• [Data records]
>> Start

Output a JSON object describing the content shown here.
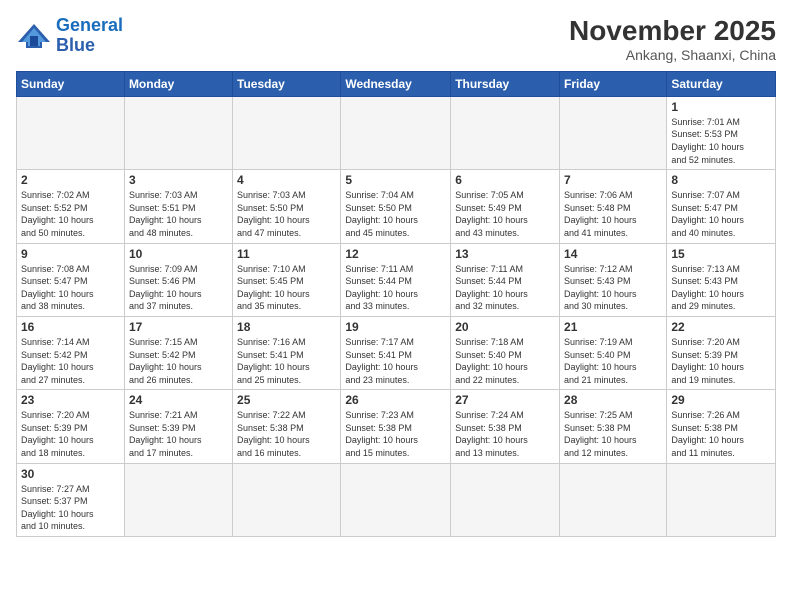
{
  "header": {
    "logo_general": "General",
    "logo_blue": "Blue",
    "month": "November 2025",
    "location": "Ankang, Shaanxi, China"
  },
  "weekdays": [
    "Sunday",
    "Monday",
    "Tuesday",
    "Wednesday",
    "Thursday",
    "Friday",
    "Saturday"
  ],
  "weeks": [
    [
      {
        "day": "",
        "info": ""
      },
      {
        "day": "",
        "info": ""
      },
      {
        "day": "",
        "info": ""
      },
      {
        "day": "",
        "info": ""
      },
      {
        "day": "",
        "info": ""
      },
      {
        "day": "",
        "info": ""
      },
      {
        "day": "1",
        "info": "Sunrise: 7:01 AM\nSunset: 5:53 PM\nDaylight: 10 hours\nand 52 minutes."
      }
    ],
    [
      {
        "day": "2",
        "info": "Sunrise: 7:02 AM\nSunset: 5:52 PM\nDaylight: 10 hours\nand 50 minutes."
      },
      {
        "day": "3",
        "info": "Sunrise: 7:03 AM\nSunset: 5:51 PM\nDaylight: 10 hours\nand 48 minutes."
      },
      {
        "day": "4",
        "info": "Sunrise: 7:03 AM\nSunset: 5:50 PM\nDaylight: 10 hours\nand 47 minutes."
      },
      {
        "day": "5",
        "info": "Sunrise: 7:04 AM\nSunset: 5:50 PM\nDaylight: 10 hours\nand 45 minutes."
      },
      {
        "day": "6",
        "info": "Sunrise: 7:05 AM\nSunset: 5:49 PM\nDaylight: 10 hours\nand 43 minutes."
      },
      {
        "day": "7",
        "info": "Sunrise: 7:06 AM\nSunset: 5:48 PM\nDaylight: 10 hours\nand 41 minutes."
      },
      {
        "day": "8",
        "info": "Sunrise: 7:07 AM\nSunset: 5:47 PM\nDaylight: 10 hours\nand 40 minutes."
      }
    ],
    [
      {
        "day": "9",
        "info": "Sunrise: 7:08 AM\nSunset: 5:47 PM\nDaylight: 10 hours\nand 38 minutes."
      },
      {
        "day": "10",
        "info": "Sunrise: 7:09 AM\nSunset: 5:46 PM\nDaylight: 10 hours\nand 37 minutes."
      },
      {
        "day": "11",
        "info": "Sunrise: 7:10 AM\nSunset: 5:45 PM\nDaylight: 10 hours\nand 35 minutes."
      },
      {
        "day": "12",
        "info": "Sunrise: 7:11 AM\nSunset: 5:44 PM\nDaylight: 10 hours\nand 33 minutes."
      },
      {
        "day": "13",
        "info": "Sunrise: 7:11 AM\nSunset: 5:44 PM\nDaylight: 10 hours\nand 32 minutes."
      },
      {
        "day": "14",
        "info": "Sunrise: 7:12 AM\nSunset: 5:43 PM\nDaylight: 10 hours\nand 30 minutes."
      },
      {
        "day": "15",
        "info": "Sunrise: 7:13 AM\nSunset: 5:43 PM\nDaylight: 10 hours\nand 29 minutes."
      }
    ],
    [
      {
        "day": "16",
        "info": "Sunrise: 7:14 AM\nSunset: 5:42 PM\nDaylight: 10 hours\nand 27 minutes."
      },
      {
        "day": "17",
        "info": "Sunrise: 7:15 AM\nSunset: 5:42 PM\nDaylight: 10 hours\nand 26 minutes."
      },
      {
        "day": "18",
        "info": "Sunrise: 7:16 AM\nSunset: 5:41 PM\nDaylight: 10 hours\nand 25 minutes."
      },
      {
        "day": "19",
        "info": "Sunrise: 7:17 AM\nSunset: 5:41 PM\nDaylight: 10 hours\nand 23 minutes."
      },
      {
        "day": "20",
        "info": "Sunrise: 7:18 AM\nSunset: 5:40 PM\nDaylight: 10 hours\nand 22 minutes."
      },
      {
        "day": "21",
        "info": "Sunrise: 7:19 AM\nSunset: 5:40 PM\nDaylight: 10 hours\nand 21 minutes."
      },
      {
        "day": "22",
        "info": "Sunrise: 7:20 AM\nSunset: 5:39 PM\nDaylight: 10 hours\nand 19 minutes."
      }
    ],
    [
      {
        "day": "23",
        "info": "Sunrise: 7:20 AM\nSunset: 5:39 PM\nDaylight: 10 hours\nand 18 minutes."
      },
      {
        "day": "24",
        "info": "Sunrise: 7:21 AM\nSunset: 5:39 PM\nDaylight: 10 hours\nand 17 minutes."
      },
      {
        "day": "25",
        "info": "Sunrise: 7:22 AM\nSunset: 5:38 PM\nDaylight: 10 hours\nand 16 minutes."
      },
      {
        "day": "26",
        "info": "Sunrise: 7:23 AM\nSunset: 5:38 PM\nDaylight: 10 hours\nand 15 minutes."
      },
      {
        "day": "27",
        "info": "Sunrise: 7:24 AM\nSunset: 5:38 PM\nDaylight: 10 hours\nand 13 minutes."
      },
      {
        "day": "28",
        "info": "Sunrise: 7:25 AM\nSunset: 5:38 PM\nDaylight: 10 hours\nand 12 minutes."
      },
      {
        "day": "29",
        "info": "Sunrise: 7:26 AM\nSunset: 5:38 PM\nDaylight: 10 hours\nand 11 minutes."
      }
    ],
    [
      {
        "day": "30",
        "info": "Sunrise: 7:27 AM\nSunset: 5:37 PM\nDaylight: 10 hours\nand 10 minutes."
      },
      {
        "day": "",
        "info": ""
      },
      {
        "day": "",
        "info": ""
      },
      {
        "day": "",
        "info": ""
      },
      {
        "day": "",
        "info": ""
      },
      {
        "day": "",
        "info": ""
      },
      {
        "day": "",
        "info": ""
      }
    ]
  ]
}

>> End

• [Directions]
Strip out the images, then output the records above word for word.

• [Correct result]
Output a JSON object describing the content shown here.
{
  "header": {
    "logo_general": "General",
    "logo_blue": "Blue",
    "month": "November 2025",
    "location": "Ankang, Shaanxi, China"
  },
  "weekdays": [
    "Sunday",
    "Monday",
    "Tuesday",
    "Wednesday",
    "Thursday",
    "Friday",
    "Saturday"
  ],
  "weeks": [
    [
      {
        "day": "",
        "info": ""
      },
      {
        "day": "",
        "info": ""
      },
      {
        "day": "",
        "info": ""
      },
      {
        "day": "",
        "info": ""
      },
      {
        "day": "",
        "info": ""
      },
      {
        "day": "",
        "info": ""
      },
      {
        "day": "1",
        "info": "Sunrise: 7:01 AM\nSunset: 5:53 PM\nDaylight: 10 hours\nand 52 minutes."
      }
    ],
    [
      {
        "day": "2",
        "info": "Sunrise: 7:02 AM\nSunset: 5:52 PM\nDaylight: 10 hours\nand 50 minutes."
      },
      {
        "day": "3",
        "info": "Sunrise: 7:03 AM\nSunset: 5:51 PM\nDaylight: 10 hours\nand 48 minutes."
      },
      {
        "day": "4",
        "info": "Sunrise: 7:03 AM\nSunset: 5:50 PM\nDaylight: 10 hours\nand 47 minutes."
      },
      {
        "day": "5",
        "info": "Sunrise: 7:04 AM\nSunset: 5:50 PM\nDaylight: 10 hours\nand 45 minutes."
      },
      {
        "day": "6",
        "info": "Sunrise: 7:05 AM\nSunset: 5:49 PM\nDaylight: 10 hours\nand 43 minutes."
      },
      {
        "day": "7",
        "info": "Sunrise: 7:06 AM\nSunset: 5:48 PM\nDaylight: 10 hours\nand 41 minutes."
      },
      {
        "day": "8",
        "info": "Sunrise: 7:07 AM\nSunset: 5:47 PM\nDaylight: 10 hours\nand 40 minutes."
      }
    ],
    [
      {
        "day": "9",
        "info": "Sunrise: 7:08 AM\nSunset: 5:47 PM\nDaylight: 10 hours\nand 38 minutes."
      },
      {
        "day": "10",
        "info": "Sunrise: 7:09 AM\nSunset: 5:46 PM\nDaylight: 10 hours\nand 37 minutes."
      },
      {
        "day": "11",
        "info": "Sunrise: 7:10 AM\nSunset: 5:45 PM\nDaylight: 10 hours\nand 35 minutes."
      },
      {
        "day": "12",
        "info": "Sunrise: 7:11 AM\nSunset: 5:44 PM\nDaylight: 10 hours\nand 33 minutes."
      },
      {
        "day": "13",
        "info": "Sunrise: 7:11 AM\nSunset: 5:44 PM\nDaylight: 10 hours\nand 32 minutes."
      },
      {
        "day": "14",
        "info": "Sunrise: 7:12 AM\nSunset: 5:43 PM\nDaylight: 10 hours\nand 30 minutes."
      },
      {
        "day": "15",
        "info": "Sunrise: 7:13 AM\nSunset: 5:43 PM\nDaylight: 10 hours\nand 29 minutes."
      }
    ],
    [
      {
        "day": "16",
        "info": "Sunrise: 7:14 AM\nSunset: 5:42 PM\nDaylight: 10 hours\nand 27 minutes."
      },
      {
        "day": "17",
        "info": "Sunrise: 7:15 AM\nSunset: 5:42 PM\nDaylight: 10 hours\nand 26 minutes."
      },
      {
        "day": "18",
        "info": "Sunrise: 7:16 AM\nSunset: 5:41 PM\nDaylight: 10 hours\nand 25 minutes."
      },
      {
        "day": "19",
        "info": "Sunrise: 7:17 AM\nSunset: 5:41 PM\nDaylight: 10 hours\nand 23 minutes."
      },
      {
        "day": "20",
        "info": "Sunrise: 7:18 AM\nSunset: 5:40 PM\nDaylight: 10 hours\nand 22 minutes."
      },
      {
        "day": "21",
        "info": "Sunrise: 7:19 AM\nSunset: 5:40 PM\nDaylight: 10 hours\nand 21 minutes."
      },
      {
        "day": "22",
        "info": "Sunrise: 7:20 AM\nSunset: 5:39 PM\nDaylight: 10 hours\nand 19 minutes."
      }
    ],
    [
      {
        "day": "23",
        "info": "Sunrise: 7:20 AM\nSunset: 5:39 PM\nDaylight: 10 hours\nand 18 minutes."
      },
      {
        "day": "24",
        "info": "Sunrise: 7:21 AM\nSunset: 5:39 PM\nDaylight: 10 hours\nand 17 minutes."
      },
      {
        "day": "25",
        "info": "Sunrise: 7:22 AM\nSunset: 5:38 PM\nDaylight: 10 hours\nand 16 minutes."
      },
      {
        "day": "26",
        "info": "Sunrise: 7:23 AM\nSunset: 5:38 PM\nDaylight: 10 hours\nand 15 minutes."
      },
      {
        "day": "27",
        "info": "Sunrise: 7:24 AM\nSunset: 5:38 PM\nDaylight: 10 hours\nand 13 minutes."
      },
      {
        "day": "28",
        "info": "Sunrise: 7:25 AM\nSunset: 5:38 PM\nDaylight: 10 hours\nand 12 minutes."
      },
      {
        "day": "29",
        "info": "Sunrise: 7:26 AM\nSunset: 5:38 PM\nDaylight: 10 hours\nand 11 minutes."
      }
    ],
    [
      {
        "day": "30",
        "info": "Sunrise: 7:27 AM\nSunset: 5:37 PM\nDaylight: 10 hours\nand 10 minutes."
      },
      {
        "day": "",
        "info": ""
      },
      {
        "day": "",
        "info": ""
      },
      {
        "day": "",
        "info": ""
      },
      {
        "day": "",
        "info": ""
      },
      {
        "day": "",
        "info": ""
      },
      {
        "day": "",
        "info": ""
      }
    ]
  ]
}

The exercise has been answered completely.